> **Page excerpt**:
§ §


(A) Overview of the heart rhythm phenotype of ten Spen-deficient embryos at different developmental time points. (hpf: hours post fertilization). (B-D) Zebrafish electrocardiograms. While in the controls every atrial excitation (p: p-wave) is followed by a ventricular potential (R: R-wave); (B), spen morphants show atrioventricular conduction abnormalities, as not every p-wave is followed by an R-wave (C). At 72 hpf only an uncoordinated atrial and ventricular electric activity can be documented, resembling atrial and ventricular fibrillation (D). V: Volt; Images (B,C,D) have been cropped.

(A) By screening for dysregulated genes via a cardiovascular disease assay we identified gap junction protein Connexin 43 (Cx43) to be downregulated (supplementary material Fig. A.3A) in Spen-deficient embryos 72 hpf, which was confirmed by cx43-specific qPCR in Spen-deficient hearts (0.47 ± 0.10, p = 0.0063, n = 3) as well as Spen-deficient embryos (0.46 ± 0.04, p = 0.0001, n = 3). (B) Western Blot analysis verifies downregulation of Cx43 in Spen-deficient embryos on the protein level. (C) Quantification of Cx43 levels in Western Blots of Spen-deficient and control embryos (n = 3). Images (B) have been cropped. A, C: Assessment of significance by t-test. *p < 0.05, **p < 0.01, ***p < 0.001.

§ §

> **Provided material**:
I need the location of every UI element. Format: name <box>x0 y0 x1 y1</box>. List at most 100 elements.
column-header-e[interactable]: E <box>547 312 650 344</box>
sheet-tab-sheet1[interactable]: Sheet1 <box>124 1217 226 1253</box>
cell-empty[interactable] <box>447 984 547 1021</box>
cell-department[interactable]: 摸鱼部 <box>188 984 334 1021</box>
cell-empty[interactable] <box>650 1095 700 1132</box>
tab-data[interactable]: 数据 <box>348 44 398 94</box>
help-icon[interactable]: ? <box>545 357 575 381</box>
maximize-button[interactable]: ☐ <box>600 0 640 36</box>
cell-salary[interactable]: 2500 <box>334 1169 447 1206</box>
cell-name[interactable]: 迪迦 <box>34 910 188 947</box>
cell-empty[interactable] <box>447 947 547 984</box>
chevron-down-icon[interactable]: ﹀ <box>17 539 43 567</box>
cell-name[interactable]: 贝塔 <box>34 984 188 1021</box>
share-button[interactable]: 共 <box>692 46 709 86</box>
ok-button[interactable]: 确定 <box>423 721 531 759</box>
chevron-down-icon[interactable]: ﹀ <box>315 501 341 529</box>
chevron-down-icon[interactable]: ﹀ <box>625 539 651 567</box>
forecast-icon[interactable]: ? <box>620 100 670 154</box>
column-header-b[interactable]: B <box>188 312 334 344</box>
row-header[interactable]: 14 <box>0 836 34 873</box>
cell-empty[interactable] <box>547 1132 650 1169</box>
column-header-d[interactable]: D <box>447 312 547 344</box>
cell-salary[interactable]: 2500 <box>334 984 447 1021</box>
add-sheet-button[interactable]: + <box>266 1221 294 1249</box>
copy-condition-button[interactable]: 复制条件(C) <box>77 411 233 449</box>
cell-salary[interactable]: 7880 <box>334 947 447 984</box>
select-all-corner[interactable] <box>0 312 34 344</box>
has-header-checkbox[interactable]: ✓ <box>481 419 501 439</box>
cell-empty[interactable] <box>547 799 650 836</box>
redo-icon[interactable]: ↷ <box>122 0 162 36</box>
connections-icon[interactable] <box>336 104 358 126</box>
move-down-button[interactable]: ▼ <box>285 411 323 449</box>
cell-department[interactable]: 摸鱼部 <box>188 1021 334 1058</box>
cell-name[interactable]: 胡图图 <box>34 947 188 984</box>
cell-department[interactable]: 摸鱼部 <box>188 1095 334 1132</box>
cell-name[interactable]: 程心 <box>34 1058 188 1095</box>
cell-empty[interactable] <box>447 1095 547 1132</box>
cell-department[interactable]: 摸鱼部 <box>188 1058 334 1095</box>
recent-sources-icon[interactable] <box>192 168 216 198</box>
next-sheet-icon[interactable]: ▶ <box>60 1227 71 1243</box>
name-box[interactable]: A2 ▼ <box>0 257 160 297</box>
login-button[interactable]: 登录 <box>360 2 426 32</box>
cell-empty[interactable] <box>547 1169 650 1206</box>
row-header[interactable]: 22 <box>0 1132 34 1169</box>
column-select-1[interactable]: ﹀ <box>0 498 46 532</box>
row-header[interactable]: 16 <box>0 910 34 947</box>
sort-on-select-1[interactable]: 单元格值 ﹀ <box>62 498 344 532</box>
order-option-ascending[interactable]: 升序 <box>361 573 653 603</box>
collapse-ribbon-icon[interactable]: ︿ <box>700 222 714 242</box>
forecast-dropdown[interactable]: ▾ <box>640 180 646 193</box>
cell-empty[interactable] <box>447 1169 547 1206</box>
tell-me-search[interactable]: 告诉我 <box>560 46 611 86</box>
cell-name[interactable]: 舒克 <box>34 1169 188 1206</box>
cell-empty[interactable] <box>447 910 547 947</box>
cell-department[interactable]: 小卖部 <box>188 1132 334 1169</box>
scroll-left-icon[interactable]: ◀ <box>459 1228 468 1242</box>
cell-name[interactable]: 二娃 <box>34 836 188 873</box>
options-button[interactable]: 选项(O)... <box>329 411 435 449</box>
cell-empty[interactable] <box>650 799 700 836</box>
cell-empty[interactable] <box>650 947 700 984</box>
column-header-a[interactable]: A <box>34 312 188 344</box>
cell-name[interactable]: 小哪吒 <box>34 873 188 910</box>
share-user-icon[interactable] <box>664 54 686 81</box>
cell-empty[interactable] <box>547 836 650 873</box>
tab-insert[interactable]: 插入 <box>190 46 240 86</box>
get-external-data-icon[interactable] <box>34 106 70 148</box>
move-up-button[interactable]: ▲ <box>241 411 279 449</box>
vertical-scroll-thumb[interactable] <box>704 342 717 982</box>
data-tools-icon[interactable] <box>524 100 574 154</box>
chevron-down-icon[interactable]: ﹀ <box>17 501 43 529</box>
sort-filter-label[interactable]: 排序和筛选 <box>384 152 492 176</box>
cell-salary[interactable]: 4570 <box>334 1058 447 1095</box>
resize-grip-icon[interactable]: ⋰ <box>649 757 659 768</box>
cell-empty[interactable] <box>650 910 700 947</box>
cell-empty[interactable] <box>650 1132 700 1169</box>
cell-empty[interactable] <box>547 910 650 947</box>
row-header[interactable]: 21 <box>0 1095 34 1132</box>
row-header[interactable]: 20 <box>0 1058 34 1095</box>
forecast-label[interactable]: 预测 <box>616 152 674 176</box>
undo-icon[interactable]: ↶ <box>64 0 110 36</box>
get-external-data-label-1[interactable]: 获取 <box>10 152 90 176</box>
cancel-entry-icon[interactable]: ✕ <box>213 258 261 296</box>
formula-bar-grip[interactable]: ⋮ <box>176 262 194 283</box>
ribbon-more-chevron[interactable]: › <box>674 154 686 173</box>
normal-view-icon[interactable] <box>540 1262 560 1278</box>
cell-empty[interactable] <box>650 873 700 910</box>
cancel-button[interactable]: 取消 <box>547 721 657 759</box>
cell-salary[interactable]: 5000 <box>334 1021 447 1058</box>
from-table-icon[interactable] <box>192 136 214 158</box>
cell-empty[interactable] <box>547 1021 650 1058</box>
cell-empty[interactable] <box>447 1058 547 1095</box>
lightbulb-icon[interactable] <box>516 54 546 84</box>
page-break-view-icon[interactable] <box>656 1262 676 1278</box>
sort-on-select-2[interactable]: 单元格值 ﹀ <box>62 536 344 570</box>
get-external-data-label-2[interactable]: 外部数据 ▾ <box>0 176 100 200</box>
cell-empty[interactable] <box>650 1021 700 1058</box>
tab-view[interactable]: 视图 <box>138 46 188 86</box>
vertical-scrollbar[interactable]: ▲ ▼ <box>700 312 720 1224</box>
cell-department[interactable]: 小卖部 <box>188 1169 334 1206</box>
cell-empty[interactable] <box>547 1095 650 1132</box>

§ §

> **Activities**:
[A] Update the stretch of the Spen figure legends from "(A) By screening" through "0.01, ***p < 0.001.", replacing "qPCR" with "RT-qPCR".
[B] In the Spen figure legends, what does the abbreviation "hpf" stand for?
The records have no role in this exercise.

> **Per-task outputs**:
[A]
(A) By screening for dysregulated genes via a cardiovascular disease assay we identified gap junction protein Connexin 43 (Cx43) to be downregulated (supplementary material Fig. A.3A) in Spen-deficient embryos 72 hpf, which was confirmed by cx43-specific RT-qPCR in Spen-deficient hearts (0.47 ± 0.10, p = 0.0063, n = 3) as well as Spen-deficient embryos (0.46 ± 0.04, p = 0.0001, n = 3). (B) Western Blot analysis verifies downregulation of Cx43 in Spen-deficient embryos on the protein level. (C) Quantification of Cx43 levels in Western Blots of Spen-deficient and control embryos (n = 3). Images (B) have been cropped. A, C: Assessment of significance by t-test. *p < 0.05, **p < 0.01, ***p < 0.001.

[B] Hours post fertilization.